__WRITTEN INSTRUCTION__. Emit the entire listing verbatim.

__DATASET ENTRIES__.
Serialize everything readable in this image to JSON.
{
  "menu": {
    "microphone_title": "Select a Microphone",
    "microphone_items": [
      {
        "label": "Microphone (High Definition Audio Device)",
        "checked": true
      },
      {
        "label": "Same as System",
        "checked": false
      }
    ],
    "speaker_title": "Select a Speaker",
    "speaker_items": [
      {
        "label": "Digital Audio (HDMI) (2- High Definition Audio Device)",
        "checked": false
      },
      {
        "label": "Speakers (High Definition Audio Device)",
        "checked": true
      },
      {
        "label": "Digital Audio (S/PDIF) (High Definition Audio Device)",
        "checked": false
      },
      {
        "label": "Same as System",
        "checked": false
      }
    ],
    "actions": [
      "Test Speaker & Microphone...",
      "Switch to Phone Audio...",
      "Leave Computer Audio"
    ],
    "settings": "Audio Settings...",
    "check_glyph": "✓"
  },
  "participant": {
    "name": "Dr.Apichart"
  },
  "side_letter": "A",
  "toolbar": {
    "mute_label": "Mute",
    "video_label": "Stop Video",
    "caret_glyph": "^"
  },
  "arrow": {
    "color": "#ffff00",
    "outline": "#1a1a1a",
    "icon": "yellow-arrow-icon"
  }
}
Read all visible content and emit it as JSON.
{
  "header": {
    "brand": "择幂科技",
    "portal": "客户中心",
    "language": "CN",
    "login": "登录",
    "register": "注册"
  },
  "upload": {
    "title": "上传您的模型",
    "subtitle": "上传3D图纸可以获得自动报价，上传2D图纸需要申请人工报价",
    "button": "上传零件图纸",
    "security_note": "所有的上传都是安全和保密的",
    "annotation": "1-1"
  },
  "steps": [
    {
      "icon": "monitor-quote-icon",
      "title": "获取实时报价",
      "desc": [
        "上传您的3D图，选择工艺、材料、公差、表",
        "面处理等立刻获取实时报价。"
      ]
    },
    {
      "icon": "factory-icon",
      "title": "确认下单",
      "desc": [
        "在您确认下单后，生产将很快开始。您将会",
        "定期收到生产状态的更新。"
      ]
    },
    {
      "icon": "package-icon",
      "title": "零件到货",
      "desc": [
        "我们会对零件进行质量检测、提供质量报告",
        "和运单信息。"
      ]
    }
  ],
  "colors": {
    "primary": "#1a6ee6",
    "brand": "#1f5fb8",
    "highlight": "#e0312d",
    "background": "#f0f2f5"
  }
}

__FULL ANSWER__.
Serialize everything readable in this image to JSON.
{
  "menu": {
    "microphone_title": "Select a Microphone",
    "microphone_items": [
      {
        "label": "Microphone (High Definition Audio Device)",
        "checked": true
      },
      {
        "label": "Same as System",
        "checked": false
      }
    ],
    "speaker_title": "Select a Speaker",
    "speaker_items": [
      {
        "label": "Digital Audio (HDMI) (2- High Definition Audio Device)",
        "checked": false
      },
      {
        "label": "Speakers (High Definition Audio Device)",
        "checked": true
      },
      {
        "label": "Digital Audio (S/PDIF) (High Definition Audio Device)",
        "checked": false
      },
      {
        "label": "Same as System",
        "checked": false
      }
    ],
    "actions": [
      "Test Speaker & Microphone...",
      "Switch to Phone Audio...",
      "Leave Computer Audio"
    ],
    "settings": "Audio Settings...",
    "check_glyph": "✓"
  },
  "participant": {
    "name": "Dr.Apichart"
  },
  "side_letter": "A",
  "toolbar": {
    "mute_label": "Mute",
    "video_label": "Stop Video",
    "caret_glyph": "^"
  },
  "arrow": {
    "color": "#ffff00",
    "outline": "#1a1a1a",
    "icon": "yellow-arrow-icon"
  }
}
Read all visible content and emit it as JSON.
{
  "header": {
    "brand": "择幂科技",
    "portal": "客户中心",
    "language": "CN",
    "login": "登录",
    "register": "注册"
  },
  "upload": {
    "title": "上传您的模型",
    "subtitle": "上传3D图纸可以获得自动报价，上传2D图纸需要申请人工报价",
    "button": "上传零件图纸",
    "security_note": "所有的上传都是安全和保密的",
    "annotation": "1-1"
  },
  "steps": [
    {
      "icon": "monitor-quote-icon",
      "title": "获取实时报价",
      "desc": [
        "上传您的3D图，选择工艺、材料、公差、表",
        "面处理等立刻获取实时报价。"
      ]
    },
    {
      "icon": "factory-icon",
      "title": "确认下单",
      "desc": [
        "在您确认下单后，生产将很快开始。您将会",
        "定期收到生产状态的更新。"
      ]
    },
    {
      "icon": "package-icon",
      "title": "零件到货",
      "desc": [
        "我们会对零件进行质量检测、提供质量报告",
        "和运单信息。"
      ]
    }
  ],
  "colors": {
    "primary": "#1a6ee6",
    "brand": "#1f5fb8",
    "highlight": "#e0312d",
    "background": "#f0f2f5"
  }
}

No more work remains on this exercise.